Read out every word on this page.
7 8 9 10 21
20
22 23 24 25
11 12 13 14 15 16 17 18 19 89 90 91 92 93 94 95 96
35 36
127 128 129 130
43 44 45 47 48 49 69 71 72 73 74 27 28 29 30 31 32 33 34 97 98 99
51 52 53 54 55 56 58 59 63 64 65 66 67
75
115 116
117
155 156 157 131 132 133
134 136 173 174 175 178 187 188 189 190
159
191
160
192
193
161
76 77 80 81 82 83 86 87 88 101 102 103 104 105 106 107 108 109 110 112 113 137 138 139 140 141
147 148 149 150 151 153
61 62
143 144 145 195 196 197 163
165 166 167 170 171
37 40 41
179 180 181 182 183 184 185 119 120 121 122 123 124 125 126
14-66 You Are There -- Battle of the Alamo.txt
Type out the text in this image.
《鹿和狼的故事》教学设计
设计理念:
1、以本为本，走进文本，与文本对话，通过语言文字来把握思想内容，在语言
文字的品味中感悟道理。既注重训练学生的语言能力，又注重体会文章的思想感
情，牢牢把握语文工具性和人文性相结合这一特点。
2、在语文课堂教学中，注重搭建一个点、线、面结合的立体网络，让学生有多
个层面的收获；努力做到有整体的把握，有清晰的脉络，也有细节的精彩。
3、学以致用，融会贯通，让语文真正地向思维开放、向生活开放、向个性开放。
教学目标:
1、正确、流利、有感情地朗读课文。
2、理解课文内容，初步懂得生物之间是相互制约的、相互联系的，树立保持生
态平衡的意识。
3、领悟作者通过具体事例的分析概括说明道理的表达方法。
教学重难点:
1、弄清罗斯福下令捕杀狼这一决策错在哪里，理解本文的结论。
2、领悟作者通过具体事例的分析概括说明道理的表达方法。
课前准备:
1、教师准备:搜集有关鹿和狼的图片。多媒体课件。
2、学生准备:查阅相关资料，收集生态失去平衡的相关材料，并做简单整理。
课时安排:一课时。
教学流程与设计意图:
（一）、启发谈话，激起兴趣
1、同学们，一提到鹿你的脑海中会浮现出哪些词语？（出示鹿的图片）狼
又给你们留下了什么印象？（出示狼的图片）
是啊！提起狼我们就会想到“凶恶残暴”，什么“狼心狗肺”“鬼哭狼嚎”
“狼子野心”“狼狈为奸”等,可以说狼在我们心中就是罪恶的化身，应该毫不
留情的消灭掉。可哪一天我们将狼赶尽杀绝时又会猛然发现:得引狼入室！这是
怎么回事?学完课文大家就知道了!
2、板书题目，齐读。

※ ※ ※

*Directions*
Pick out the lines containing the string "this" and show them.

*Task output*
Read out every word on this page.
Type out the text in this image.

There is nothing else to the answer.